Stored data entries

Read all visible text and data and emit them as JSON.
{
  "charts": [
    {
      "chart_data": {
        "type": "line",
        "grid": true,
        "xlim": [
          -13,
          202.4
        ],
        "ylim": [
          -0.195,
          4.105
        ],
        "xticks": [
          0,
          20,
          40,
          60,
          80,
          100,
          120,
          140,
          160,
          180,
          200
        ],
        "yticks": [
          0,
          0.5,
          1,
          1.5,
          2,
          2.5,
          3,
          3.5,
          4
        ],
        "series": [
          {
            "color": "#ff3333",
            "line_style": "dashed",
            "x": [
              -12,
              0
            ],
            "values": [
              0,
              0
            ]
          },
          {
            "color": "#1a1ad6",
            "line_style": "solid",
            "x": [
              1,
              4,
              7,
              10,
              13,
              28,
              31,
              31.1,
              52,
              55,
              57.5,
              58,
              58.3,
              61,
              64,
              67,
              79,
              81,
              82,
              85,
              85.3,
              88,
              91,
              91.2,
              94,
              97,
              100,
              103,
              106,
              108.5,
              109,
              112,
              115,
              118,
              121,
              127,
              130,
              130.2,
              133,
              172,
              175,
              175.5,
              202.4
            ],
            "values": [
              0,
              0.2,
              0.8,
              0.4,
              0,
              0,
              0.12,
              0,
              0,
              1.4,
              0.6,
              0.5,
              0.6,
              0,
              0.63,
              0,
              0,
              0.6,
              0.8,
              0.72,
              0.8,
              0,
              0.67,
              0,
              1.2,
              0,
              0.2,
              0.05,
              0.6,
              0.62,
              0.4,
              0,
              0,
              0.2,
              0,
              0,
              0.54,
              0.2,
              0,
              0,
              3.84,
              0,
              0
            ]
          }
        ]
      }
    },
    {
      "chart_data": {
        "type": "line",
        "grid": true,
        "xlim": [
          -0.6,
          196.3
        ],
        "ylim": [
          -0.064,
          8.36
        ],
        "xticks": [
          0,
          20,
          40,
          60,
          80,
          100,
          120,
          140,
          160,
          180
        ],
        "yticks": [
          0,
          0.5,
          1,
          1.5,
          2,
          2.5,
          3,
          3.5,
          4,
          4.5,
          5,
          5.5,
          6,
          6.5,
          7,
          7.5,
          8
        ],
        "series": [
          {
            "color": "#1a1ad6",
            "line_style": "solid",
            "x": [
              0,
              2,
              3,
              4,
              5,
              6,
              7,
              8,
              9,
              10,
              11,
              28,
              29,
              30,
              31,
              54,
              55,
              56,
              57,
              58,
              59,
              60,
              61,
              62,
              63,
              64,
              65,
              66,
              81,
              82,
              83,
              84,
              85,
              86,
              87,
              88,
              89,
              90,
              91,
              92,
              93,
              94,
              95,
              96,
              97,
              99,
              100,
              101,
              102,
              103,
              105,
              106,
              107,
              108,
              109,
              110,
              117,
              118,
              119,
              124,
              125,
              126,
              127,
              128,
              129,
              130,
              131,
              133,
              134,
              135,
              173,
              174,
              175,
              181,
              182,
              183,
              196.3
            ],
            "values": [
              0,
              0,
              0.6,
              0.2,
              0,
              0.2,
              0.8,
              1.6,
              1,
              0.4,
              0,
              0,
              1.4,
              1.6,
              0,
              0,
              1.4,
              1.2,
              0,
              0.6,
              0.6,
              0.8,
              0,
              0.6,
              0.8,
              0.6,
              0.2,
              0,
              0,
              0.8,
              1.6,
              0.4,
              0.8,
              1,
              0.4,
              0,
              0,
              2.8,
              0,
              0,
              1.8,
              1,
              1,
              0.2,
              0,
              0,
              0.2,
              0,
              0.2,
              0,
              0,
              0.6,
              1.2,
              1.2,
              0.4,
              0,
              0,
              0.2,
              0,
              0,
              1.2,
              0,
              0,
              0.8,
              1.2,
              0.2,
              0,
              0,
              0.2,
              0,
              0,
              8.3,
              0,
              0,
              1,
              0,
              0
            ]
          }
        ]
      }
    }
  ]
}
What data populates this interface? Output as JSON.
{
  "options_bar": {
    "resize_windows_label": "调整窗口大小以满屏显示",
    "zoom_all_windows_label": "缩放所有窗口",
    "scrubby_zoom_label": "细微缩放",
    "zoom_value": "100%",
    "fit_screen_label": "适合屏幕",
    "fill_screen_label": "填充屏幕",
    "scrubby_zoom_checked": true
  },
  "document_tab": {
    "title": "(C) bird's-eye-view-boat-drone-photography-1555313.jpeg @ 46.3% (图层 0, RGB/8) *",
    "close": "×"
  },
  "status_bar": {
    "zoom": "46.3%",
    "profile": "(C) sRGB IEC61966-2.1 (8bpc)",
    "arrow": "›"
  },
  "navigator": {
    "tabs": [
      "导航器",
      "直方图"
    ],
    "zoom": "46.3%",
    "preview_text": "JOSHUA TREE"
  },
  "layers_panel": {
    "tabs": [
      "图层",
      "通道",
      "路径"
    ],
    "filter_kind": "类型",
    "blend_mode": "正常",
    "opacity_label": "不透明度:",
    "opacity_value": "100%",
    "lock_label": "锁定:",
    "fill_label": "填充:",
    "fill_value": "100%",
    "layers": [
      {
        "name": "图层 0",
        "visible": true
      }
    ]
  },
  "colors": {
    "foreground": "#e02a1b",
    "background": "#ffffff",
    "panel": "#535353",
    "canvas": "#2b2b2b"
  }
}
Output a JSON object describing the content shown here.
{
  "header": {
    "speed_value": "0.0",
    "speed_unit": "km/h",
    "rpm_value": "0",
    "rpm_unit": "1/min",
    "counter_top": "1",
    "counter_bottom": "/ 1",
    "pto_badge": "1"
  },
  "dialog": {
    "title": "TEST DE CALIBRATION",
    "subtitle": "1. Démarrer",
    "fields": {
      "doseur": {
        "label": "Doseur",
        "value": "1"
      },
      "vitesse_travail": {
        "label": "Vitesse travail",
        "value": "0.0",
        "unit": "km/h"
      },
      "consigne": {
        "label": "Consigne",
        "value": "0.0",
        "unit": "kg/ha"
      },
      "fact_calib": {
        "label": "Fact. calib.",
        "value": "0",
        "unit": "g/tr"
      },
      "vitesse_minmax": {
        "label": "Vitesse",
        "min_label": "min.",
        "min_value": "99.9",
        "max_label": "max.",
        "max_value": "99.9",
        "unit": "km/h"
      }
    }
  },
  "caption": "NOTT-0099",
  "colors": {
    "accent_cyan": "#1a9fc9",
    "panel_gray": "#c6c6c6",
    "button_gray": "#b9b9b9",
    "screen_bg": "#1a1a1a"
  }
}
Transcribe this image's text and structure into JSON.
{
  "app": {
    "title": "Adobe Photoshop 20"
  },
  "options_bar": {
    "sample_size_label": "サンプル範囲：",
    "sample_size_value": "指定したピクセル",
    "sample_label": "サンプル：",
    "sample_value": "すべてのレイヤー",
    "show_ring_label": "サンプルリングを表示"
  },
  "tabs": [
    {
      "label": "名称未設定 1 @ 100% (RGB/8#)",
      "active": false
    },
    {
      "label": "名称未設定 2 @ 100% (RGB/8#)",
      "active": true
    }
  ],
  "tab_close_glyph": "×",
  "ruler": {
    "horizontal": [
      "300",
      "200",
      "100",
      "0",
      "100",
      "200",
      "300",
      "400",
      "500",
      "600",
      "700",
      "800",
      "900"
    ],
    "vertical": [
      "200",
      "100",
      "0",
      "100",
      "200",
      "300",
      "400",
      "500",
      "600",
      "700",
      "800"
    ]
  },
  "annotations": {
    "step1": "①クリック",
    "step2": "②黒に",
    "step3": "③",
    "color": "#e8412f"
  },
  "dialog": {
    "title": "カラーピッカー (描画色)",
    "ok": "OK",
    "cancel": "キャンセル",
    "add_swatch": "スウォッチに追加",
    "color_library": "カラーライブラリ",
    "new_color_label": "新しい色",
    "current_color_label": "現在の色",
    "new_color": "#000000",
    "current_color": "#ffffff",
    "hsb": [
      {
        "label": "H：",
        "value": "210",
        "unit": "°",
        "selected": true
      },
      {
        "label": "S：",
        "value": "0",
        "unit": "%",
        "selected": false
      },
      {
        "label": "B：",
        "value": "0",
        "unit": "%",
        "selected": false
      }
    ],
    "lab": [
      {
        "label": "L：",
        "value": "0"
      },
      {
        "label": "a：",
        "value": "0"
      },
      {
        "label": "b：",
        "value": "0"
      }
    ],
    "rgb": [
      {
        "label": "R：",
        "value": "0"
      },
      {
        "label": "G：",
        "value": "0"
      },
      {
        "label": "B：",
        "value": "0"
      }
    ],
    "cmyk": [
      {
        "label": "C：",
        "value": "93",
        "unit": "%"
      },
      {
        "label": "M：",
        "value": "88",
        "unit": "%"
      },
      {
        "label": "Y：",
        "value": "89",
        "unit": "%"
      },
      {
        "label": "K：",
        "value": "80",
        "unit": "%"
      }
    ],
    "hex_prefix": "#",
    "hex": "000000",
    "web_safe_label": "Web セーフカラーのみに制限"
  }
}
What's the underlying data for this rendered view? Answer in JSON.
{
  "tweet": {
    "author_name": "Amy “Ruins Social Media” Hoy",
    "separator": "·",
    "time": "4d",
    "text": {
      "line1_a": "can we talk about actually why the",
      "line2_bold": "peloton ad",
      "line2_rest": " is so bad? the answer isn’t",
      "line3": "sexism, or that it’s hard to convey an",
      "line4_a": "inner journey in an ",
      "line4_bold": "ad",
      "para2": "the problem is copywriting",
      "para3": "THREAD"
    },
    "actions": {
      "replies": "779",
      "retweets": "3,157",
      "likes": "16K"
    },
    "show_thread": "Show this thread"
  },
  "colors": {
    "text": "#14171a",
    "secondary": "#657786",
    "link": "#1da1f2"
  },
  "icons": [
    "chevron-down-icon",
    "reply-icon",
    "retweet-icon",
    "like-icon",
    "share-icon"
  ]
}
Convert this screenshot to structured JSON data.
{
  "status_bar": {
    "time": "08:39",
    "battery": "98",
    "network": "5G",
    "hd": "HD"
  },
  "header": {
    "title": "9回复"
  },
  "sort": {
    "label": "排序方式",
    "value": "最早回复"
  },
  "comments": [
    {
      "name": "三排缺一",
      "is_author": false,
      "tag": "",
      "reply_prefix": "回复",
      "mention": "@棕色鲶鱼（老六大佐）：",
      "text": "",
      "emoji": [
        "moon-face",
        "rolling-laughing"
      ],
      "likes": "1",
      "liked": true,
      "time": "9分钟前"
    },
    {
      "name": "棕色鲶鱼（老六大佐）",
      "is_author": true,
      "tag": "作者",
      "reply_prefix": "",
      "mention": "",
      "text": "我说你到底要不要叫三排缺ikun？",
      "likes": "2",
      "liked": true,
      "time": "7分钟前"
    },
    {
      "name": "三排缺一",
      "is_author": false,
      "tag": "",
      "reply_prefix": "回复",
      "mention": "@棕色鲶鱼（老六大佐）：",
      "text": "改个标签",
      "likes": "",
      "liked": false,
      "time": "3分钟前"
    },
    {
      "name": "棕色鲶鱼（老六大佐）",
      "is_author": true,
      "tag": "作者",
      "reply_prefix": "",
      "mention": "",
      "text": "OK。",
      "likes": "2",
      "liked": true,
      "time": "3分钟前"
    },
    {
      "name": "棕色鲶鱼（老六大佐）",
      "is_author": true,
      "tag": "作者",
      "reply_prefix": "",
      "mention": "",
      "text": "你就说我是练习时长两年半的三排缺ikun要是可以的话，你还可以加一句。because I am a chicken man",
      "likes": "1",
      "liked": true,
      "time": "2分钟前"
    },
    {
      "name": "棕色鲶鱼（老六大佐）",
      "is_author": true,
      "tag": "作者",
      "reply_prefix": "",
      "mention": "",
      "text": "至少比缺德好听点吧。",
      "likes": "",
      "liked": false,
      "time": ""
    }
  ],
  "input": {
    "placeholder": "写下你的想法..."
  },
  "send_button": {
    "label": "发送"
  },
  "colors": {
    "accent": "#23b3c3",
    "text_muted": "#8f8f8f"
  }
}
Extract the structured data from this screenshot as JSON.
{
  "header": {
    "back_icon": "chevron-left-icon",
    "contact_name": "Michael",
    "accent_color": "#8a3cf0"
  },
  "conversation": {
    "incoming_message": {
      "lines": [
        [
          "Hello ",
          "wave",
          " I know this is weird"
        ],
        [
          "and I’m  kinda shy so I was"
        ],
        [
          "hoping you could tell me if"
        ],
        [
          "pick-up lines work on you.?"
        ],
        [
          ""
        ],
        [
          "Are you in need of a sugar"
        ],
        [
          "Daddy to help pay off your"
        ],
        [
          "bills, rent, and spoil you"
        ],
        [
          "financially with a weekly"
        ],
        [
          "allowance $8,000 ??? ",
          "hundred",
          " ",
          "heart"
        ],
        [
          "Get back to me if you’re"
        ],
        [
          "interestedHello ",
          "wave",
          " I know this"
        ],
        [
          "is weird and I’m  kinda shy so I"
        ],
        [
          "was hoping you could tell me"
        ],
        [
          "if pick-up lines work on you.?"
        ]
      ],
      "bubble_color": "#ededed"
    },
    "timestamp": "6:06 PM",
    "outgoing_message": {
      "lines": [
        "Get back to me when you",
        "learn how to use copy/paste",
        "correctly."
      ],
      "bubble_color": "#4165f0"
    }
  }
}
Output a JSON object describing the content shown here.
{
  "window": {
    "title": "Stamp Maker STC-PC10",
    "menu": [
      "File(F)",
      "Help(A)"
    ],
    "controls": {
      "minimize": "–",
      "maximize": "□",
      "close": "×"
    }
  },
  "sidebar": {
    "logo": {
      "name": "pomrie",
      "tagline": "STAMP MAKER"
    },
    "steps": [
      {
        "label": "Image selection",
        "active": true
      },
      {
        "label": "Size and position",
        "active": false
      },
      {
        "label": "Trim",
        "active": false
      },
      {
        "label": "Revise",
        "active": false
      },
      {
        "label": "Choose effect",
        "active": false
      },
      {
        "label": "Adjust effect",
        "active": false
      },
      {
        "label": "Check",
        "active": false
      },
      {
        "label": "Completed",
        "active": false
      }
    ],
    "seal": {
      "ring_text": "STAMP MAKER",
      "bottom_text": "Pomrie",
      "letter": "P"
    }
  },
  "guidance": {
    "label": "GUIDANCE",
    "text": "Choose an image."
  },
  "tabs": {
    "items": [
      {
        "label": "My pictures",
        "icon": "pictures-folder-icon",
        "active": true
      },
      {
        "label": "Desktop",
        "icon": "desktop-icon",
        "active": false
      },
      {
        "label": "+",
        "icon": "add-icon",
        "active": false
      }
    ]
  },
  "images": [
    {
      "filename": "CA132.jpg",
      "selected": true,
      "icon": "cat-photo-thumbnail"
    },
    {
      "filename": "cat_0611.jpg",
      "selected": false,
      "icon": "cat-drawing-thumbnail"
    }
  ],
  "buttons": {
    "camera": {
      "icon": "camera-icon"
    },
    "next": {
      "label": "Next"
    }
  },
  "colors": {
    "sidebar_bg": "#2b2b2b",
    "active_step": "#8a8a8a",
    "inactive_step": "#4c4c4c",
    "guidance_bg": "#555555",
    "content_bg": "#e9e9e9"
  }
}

* PROBLEM
Find all lines holding the string "What" and copy them.

* THE RESULT
What data populates this interface? Output as JSON.
What's the underlying data for this rendered view? Answer in JSON.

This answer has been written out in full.